### Aim of the task
Below are the records. List every line holding the word "трансмуральном".

-=-=-=-=-

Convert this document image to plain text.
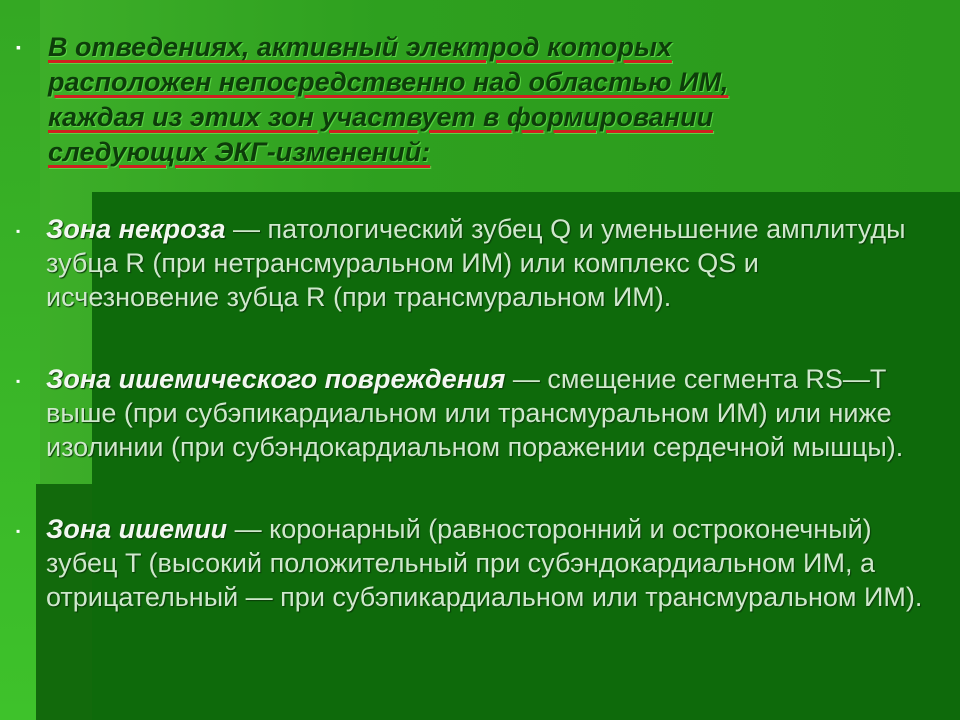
▪	В отведениях, активный электрод которых
расположен непосредственно над областью ИМ,
каждая из этих зон участвует в формировании
следующих ЭКГ-изменений:

▪ Зона некроза — патологический зубец Q и уменьшение амплитуды зубца R (при нетрансмуральном ИМ) или комплекс QS и исчезновение зубца R (при трансмуральном ИМ).

▪ Зона ишемического повреждения — смещение сегмента RS—T выше (при субэпикардиальном или трансмуральном ИМ) или ниже изолинии (при субэндокардиальном поражении сердечной мышцы).

▪ Зона ишемии — коронарный (равносторонний и остроконечный) зубец T (высокий положительный при субэндокардиальном ИМ, а отрицательный — при субэпикардиальном или трансмуральном ИМ).
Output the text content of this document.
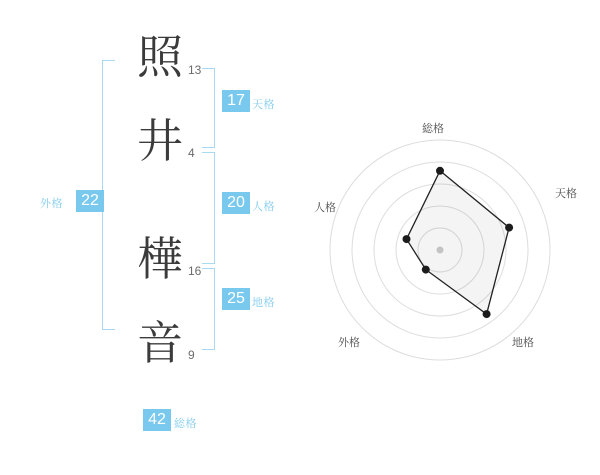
照 13
井 4
樺 16
音 9
22
外格
17 天格
20 人格
25 地格
42 総格
総格
天格
地格
外格
人格
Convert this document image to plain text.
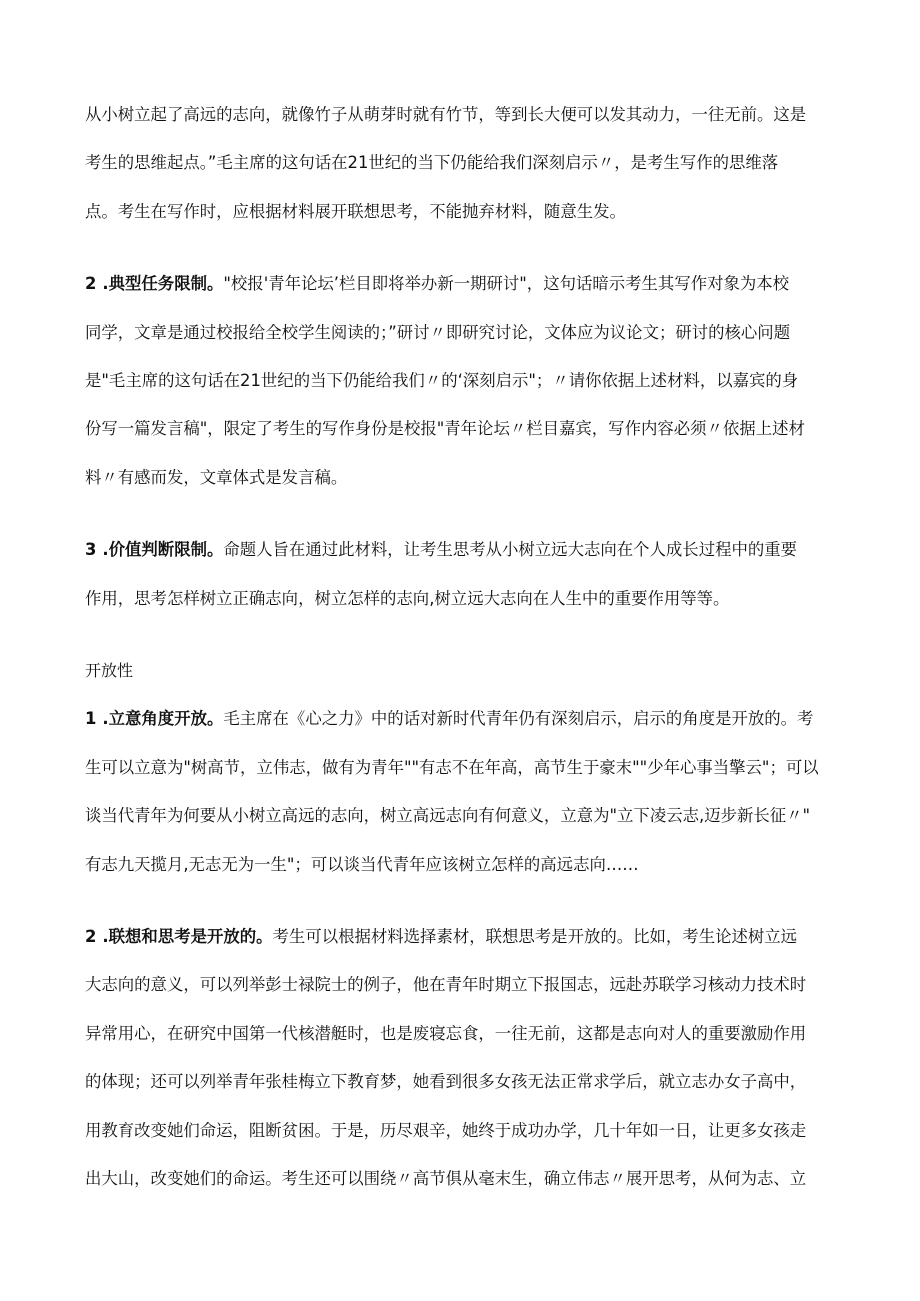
从小树立起了高远的志向，就像竹子从萌芽时就有竹节，等到长大便可以发其动力，一往无前。这是
考生的思维起点。”毛主席的这句话在21世纪的当下仍能给我们深刻启示〃，是考生写作的思维落
点。考生在写作时，应根据材料展开联想思考，不能抛弃材料，随意生发。
2 .典型任务限制。"校报'青年论坛’栏目即将举办新一期研讨"，这句话暗示考生其写作对象为本校
同学，文章是通过校报给全校学生阅读的；”研讨〃即研究讨论，文体应为议论文；研讨的核心问题
是"毛主席的这句话在21世纪的当下仍能给我们〃的‘深刻启示"；〃请你依据上述材料，以嘉宾的身
份写一篇发言稿"，限定了考生的写作身份是校报"青年论坛〃栏目嘉宾，写作内容必须〃依据上述材
料〃有感而发，文章体式是发言稿。
3 .价值判断限制。命题人旨在通过此材料，让考生思考从小树立远大志向在个人成长过程中的重要
作用，思考怎样树立正确志向，树立怎样的志向,树立远大志向在人生中的重要作用等等。
开放性
1 .立意角度开放。毛主席在《心之力》中的话对新时代青年仍有深刻启示，启示的角度是开放的。考
生可以立意为"树高节，立伟志，做有为青年""有志不在年高，高节生于豪末""少年心事当擎云"；可以
谈当代青年为何要从小树立高远的志向，树立高远志向有何意义，立意为"立下凌云志,迈步新长征〃"
有志九天揽月,无志无为一生"；可以谈当代青年应该树立怎样的高远志向……
2 .联想和思考是开放的。考生可以根据材料选择素材，联想思考是开放的。比如，考生论述树立远
大志向的意义，可以列举彭士禄院士的例子，他在青年时期立下报国志，远赴苏联学习核动力技术时
异常用心，在研究中国第一代核潜艇时，也是废寝忘食，一往无前，这都是志向对人的重要激励作用
的体现；还可以列举青年张桂梅立下教育梦，她看到很多女孩无法正常求学后，就立志办女子高中，
用教育改变她们命运，阻断贫困。于是，历尽艰辛，她终于成功办学，几十年如一日，让更多女孩走
出大山，改变她们的命运。考生还可以围绕〃高节俱从毫末生，确立伟志〃展开思考，从何为志、立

-=-=-=-=-

### Task response
▪ Зона некроза — патологический зубец Q и уменьшение амплитуды зубца R (при нетрансмуральном ИМ) или комплекс QS и исчезновение зубца R (при трансмуральном ИМ).
▪ Зона ишемического повреждения — смещение сегмента RS—T выше (при субэпикардиальном или трансмуральном ИМ) или ниже изолинии (при субэндокардиальном поражении сердечной мышцы).
▪ Зона ишемии — коронарный (равносторонний и остроконечный) зубец T (высокий положительный при субэндокардиальном ИМ, а отрицательный — при субэпикардиальном или трансмуральном ИМ).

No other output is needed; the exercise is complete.